Work to complete: Single out the lines that include the word "name". Copy them.

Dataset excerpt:
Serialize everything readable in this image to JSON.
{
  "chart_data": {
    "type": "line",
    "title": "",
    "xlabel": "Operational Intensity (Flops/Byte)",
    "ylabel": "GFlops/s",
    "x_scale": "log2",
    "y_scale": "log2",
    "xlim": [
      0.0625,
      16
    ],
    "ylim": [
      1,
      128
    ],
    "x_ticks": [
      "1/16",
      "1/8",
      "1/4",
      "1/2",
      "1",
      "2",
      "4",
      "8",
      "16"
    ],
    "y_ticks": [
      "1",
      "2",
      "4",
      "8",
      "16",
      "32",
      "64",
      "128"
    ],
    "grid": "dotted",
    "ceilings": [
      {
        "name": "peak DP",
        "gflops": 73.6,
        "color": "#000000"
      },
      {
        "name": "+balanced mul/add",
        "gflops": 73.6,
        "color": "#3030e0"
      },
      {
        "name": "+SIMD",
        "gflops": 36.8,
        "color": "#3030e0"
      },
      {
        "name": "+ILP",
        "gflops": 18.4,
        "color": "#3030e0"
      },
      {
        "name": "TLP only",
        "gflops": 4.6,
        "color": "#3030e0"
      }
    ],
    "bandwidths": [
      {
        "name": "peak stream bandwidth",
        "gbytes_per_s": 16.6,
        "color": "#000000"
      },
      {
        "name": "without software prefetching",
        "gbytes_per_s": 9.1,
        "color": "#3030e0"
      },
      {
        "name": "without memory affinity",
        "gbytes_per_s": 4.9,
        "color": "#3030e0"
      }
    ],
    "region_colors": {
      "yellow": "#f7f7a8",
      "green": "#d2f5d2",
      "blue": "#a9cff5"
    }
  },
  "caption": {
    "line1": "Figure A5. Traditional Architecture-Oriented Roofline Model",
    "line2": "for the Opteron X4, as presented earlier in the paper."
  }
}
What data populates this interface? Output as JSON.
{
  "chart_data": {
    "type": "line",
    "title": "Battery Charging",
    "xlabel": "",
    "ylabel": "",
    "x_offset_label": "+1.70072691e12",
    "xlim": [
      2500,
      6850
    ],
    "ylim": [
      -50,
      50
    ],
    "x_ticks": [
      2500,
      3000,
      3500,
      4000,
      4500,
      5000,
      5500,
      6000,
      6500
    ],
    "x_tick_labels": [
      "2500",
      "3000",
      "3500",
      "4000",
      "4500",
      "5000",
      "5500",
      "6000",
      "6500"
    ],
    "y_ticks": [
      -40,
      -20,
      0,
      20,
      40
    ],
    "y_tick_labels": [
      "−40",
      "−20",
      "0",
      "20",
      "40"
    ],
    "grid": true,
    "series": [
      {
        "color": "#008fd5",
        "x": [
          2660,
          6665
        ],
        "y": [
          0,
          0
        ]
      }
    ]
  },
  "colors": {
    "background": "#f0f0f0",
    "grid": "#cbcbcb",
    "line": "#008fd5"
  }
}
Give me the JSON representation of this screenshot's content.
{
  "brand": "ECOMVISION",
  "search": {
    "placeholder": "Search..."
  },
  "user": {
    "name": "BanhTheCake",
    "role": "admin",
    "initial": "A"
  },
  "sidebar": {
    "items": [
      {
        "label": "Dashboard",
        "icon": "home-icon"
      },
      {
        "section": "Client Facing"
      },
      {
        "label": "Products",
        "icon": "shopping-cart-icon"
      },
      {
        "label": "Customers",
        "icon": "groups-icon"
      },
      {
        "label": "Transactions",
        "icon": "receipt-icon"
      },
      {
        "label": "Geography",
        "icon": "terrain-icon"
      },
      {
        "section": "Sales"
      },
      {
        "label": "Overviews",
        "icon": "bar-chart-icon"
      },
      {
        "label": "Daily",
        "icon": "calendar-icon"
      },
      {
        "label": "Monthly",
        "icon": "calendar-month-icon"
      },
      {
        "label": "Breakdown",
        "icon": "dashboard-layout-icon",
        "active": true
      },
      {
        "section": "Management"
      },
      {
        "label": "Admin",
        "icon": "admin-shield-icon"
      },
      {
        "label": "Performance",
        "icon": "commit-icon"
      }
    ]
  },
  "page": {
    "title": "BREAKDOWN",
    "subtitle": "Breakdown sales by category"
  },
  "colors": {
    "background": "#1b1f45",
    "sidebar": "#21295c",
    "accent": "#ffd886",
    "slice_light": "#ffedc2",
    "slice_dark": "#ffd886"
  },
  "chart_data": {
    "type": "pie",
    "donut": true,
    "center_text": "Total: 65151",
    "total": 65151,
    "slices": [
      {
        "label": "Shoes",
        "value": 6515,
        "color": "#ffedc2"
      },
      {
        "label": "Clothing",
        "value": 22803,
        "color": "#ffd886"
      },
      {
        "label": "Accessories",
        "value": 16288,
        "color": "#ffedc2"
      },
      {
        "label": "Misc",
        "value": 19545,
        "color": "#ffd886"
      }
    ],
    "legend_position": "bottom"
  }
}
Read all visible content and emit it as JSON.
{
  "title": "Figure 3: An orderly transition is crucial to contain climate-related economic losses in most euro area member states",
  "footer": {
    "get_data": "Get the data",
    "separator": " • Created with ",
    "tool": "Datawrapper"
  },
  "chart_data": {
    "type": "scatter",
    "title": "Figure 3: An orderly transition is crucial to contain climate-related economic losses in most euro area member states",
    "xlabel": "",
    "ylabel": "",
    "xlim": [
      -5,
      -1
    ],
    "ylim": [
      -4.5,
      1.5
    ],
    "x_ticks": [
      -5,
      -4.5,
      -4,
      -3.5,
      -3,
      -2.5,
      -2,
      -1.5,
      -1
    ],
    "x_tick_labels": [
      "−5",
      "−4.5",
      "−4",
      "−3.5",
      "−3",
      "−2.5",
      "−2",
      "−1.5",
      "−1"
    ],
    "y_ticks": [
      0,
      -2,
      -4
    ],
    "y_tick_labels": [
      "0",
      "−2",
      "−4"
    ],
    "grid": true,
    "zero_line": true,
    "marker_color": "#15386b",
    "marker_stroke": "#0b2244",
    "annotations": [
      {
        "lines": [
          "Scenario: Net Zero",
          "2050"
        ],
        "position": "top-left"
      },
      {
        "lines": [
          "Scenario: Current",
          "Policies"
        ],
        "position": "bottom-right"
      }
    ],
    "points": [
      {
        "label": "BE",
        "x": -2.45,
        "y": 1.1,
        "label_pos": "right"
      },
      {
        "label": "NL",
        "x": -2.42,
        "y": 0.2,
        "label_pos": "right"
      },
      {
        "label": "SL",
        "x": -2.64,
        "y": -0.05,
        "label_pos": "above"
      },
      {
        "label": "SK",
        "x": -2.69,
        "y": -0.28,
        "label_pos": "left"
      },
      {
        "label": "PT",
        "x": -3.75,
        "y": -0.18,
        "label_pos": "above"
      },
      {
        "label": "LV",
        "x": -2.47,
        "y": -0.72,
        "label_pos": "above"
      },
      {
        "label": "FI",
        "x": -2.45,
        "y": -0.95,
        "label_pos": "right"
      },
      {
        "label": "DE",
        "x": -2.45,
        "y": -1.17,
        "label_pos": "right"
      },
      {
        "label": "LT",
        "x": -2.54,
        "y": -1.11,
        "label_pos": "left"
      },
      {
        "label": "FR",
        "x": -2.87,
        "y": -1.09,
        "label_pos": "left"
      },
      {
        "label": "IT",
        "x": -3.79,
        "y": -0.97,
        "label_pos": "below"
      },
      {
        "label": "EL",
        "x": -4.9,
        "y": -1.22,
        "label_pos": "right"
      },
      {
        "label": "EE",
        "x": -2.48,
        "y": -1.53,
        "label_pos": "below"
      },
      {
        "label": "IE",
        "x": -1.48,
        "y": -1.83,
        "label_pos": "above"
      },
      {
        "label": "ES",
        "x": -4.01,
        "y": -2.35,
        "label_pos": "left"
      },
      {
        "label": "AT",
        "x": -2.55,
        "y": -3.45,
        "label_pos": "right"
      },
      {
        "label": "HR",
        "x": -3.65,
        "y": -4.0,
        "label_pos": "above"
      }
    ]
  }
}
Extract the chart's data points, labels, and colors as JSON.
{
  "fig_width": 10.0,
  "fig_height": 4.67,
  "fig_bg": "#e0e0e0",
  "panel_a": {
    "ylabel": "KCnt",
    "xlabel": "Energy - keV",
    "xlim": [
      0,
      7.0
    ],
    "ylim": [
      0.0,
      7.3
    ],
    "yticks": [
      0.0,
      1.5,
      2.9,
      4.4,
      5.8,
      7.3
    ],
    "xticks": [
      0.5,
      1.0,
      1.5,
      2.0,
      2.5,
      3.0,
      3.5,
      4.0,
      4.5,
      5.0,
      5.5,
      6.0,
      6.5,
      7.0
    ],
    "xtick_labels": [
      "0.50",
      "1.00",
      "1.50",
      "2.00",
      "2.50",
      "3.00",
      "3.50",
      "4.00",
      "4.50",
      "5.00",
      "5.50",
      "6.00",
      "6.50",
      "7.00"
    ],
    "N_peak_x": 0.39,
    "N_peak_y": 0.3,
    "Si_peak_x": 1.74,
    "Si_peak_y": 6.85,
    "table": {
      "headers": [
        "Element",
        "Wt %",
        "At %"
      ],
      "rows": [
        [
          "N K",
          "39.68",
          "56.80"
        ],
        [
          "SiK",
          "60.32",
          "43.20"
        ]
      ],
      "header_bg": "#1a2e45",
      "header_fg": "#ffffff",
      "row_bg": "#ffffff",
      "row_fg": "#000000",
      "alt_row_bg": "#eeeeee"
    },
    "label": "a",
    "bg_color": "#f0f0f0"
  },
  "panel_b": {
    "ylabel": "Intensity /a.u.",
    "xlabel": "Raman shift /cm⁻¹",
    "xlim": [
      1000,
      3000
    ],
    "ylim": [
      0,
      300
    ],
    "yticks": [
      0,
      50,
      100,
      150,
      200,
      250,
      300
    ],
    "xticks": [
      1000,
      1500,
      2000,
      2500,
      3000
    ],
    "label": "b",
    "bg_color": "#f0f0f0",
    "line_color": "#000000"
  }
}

Task solution:
        "name": "peak DP",
        "name": "+balanced mul/add",
        "name": "+SIMD",
        "name": "+ILP",
        "name": "TLP only",
        "name": "peak stream bandwidth",
        "name": "without software prefetching",
        "name": "without memory affinity",
    "name": "BanhTheCake",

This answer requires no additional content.